**DIRECTIVE:**
Reproduce the material in full, exactly as written.

**DATASET CONTENT:**
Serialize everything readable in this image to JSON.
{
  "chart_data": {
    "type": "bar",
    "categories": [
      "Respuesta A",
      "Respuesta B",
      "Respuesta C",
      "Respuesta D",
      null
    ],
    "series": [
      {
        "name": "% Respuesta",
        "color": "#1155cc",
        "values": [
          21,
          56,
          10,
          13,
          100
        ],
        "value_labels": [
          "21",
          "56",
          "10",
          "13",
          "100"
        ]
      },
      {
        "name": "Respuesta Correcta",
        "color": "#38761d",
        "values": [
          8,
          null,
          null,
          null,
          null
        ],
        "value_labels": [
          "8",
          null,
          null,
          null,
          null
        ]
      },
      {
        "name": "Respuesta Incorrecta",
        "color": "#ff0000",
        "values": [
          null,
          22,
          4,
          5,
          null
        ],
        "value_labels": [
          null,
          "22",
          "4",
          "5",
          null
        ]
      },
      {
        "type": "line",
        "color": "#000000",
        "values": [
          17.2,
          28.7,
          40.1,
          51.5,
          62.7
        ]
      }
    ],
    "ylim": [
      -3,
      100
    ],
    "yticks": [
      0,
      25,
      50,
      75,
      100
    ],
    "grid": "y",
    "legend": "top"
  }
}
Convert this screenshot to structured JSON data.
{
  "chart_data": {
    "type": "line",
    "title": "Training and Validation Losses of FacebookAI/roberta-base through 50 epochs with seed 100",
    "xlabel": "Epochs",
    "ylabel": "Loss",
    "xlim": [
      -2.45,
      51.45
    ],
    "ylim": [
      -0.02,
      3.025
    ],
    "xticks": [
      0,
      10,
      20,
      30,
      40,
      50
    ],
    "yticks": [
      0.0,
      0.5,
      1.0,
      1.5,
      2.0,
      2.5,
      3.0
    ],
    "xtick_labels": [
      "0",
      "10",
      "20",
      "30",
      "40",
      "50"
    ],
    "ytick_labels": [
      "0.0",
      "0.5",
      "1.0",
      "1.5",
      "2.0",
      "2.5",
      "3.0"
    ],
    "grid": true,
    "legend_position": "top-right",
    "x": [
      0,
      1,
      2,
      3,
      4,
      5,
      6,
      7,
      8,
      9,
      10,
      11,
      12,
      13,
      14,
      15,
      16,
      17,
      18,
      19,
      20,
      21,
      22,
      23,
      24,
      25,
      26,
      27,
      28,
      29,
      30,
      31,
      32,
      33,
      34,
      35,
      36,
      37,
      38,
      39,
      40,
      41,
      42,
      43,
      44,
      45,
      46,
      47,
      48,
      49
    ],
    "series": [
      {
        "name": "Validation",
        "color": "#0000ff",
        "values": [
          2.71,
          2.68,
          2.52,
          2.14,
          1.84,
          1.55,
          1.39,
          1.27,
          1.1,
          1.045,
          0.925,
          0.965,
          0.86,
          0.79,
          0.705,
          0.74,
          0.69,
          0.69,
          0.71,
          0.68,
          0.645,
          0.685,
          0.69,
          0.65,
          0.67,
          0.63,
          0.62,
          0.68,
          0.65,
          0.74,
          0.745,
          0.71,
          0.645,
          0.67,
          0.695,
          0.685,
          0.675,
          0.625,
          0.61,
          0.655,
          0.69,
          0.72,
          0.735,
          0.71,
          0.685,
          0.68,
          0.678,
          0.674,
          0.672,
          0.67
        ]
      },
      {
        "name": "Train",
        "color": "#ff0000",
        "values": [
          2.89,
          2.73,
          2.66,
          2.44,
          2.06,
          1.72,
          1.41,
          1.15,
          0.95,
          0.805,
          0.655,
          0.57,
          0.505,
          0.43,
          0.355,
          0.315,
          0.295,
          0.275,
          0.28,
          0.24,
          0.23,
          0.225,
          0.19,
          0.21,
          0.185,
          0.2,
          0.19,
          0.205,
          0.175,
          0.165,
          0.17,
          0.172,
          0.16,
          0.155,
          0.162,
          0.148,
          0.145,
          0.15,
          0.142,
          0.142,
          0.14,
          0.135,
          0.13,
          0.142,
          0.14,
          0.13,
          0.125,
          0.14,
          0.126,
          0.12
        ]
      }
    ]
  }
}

**THE RESPONSE:**
Serialize everything readable in this image to JSON.
{
  "chart_data": {
    "type": "bar",
    "categories": [
      "Respuesta A",
      "Respuesta B",
      "Respuesta C",
      "Respuesta D",
      null
    ],
    "series": [
      {
        "name": "% Respuesta",
        "color": "#1155cc",
        "values": [
          21,
          56,
          10,
          13,
          100
        ],
        "value_labels": [
          "21",
          "56",
          "10",
          "13",
          "100"
        ]
      },
      {
        "name": "Respuesta Correcta",
        "color": "#38761d",
        "values": [
          8,
          null,
          null,
          null,
          null
        ],
        "value_labels": [
          "8",
          null,
          null,
          null,
          null
        ]
      },
      {
        "name": "Respuesta Incorrecta",
        "color": "#ff0000",
        "values": [
          null,
          22,
          4,
          5,
          null
        ],
        "value_labels": [
          null,
          "22",
          "4",
          "5",
          null
        ]
      },
      {
        "type": "line",
        "color": "#000000",
        "values": [
          17.2,
          28.7,
          40.1,
          51.5,
          62.7
        ]
      }
    ],
    "ylim": [
      -3,
      100
    ],
    "yticks": [
      0,
      25,
      50,
      75,
      100
    ],
    "grid": "y",
    "legend": "top"
  }
}
Convert this screenshot to structured JSON data.
{
  "chart_data": {
    "type": "line",
    "title": "Training and Validation Losses of FacebookAI/roberta-base through 50 epochs with seed 100",
    "xlabel": "Epochs",
    "ylabel": "Loss",
    "xlim": [
      -2.45,
      51.45
    ],
    "ylim": [
      -0.02,
      3.025
    ],
    "xticks": [
      0,
      10,
      20,
      30,
      40,
      50
    ],
    "yticks": [
      0.0,
      0.5,
      1.0,
      1.5,
      2.0,
      2.5,
      3.0
    ],
    "xtick_labels": [
      "0",
      "10",
      "20",
      "30",
      "40",
      "50"
    ],
    "ytick_labels": [
      "0.0",
      "0.5",
      "1.0",
      "1.5",
      "2.0",
      "2.5",
      "3.0"
    ],
    "grid": true,
    "legend_position": "top-right",
    "x": [
      0,
      1,
      2,
      3,
      4,
      5,
      6,
      7,
      8,
      9,
      10,
      11,
      12,
      13,
      14,
      15,
      16,
      17,
      18,
      19,
      20,
      21,
      22,
      23,
      24,
      25,
      26,
      27,
      28,
      29,
      30,
      31,
      32,
      33,
      34,
      35,
      36,
      37,
      38,
      39,
      40,
      41,
      42,
      43,
      44,
      45,
      46,
      47,
      48,
      49
    ],
    "series": [
      {
        "name": "Validation",
        "color": "#0000ff",
        "values": [
          2.71,
          2.68,
          2.52,
          2.14,
          1.84,
          1.55,
          1.39,
          1.27,
          1.1,
          1.045,
          0.925,
          0.965,
          0.86,
          0.79,
          0.705,
          0.74,
          0.69,
          0.69,
          0.71,
          0.68,
          0.645,
          0.685,
          0.69,
          0.65,
          0.67,
          0.63,
          0.62,
          0.68,
          0.65,
          0.74,
          0.745,
          0.71,
          0.645,
          0.67,
          0.695,
          0.685,
          0.675,
          0.625,
          0.61,
          0.655,
          0.69,
          0.72,
          0.735,
          0.71,
          0.685,
          0.68,
          0.678,
          0.674,
          0.672,
          0.67
        ]
      },
      {
        "name": "Train",
        "color": "#ff0000",
        "values": [
          2.89,
          2.73,
          2.66,
          2.44,
          2.06,
          1.72,
          1.41,
          1.15,
          0.95,
          0.805,
          0.655,
          0.57,
          0.505,
          0.43,
          0.355,
          0.315,
          0.295,
          0.275,
          0.28,
          0.24,
          0.23,
          0.225,
          0.19,
          0.21,
          0.185,
          0.2,
          0.19,
          0.205,
          0.175,
          0.165,
          0.17,
          0.172,
          0.16,
          0.155,
          0.162,
          0.148,
          0.145,
          0.15,
          0.142,
          0.142,
          0.14,
          0.135,
          0.13,
          0.142,
          0.14,
          0.13,
          0.125,
          0.14,
          0.126,
          0.12
        ]
      }
    ]
  }
}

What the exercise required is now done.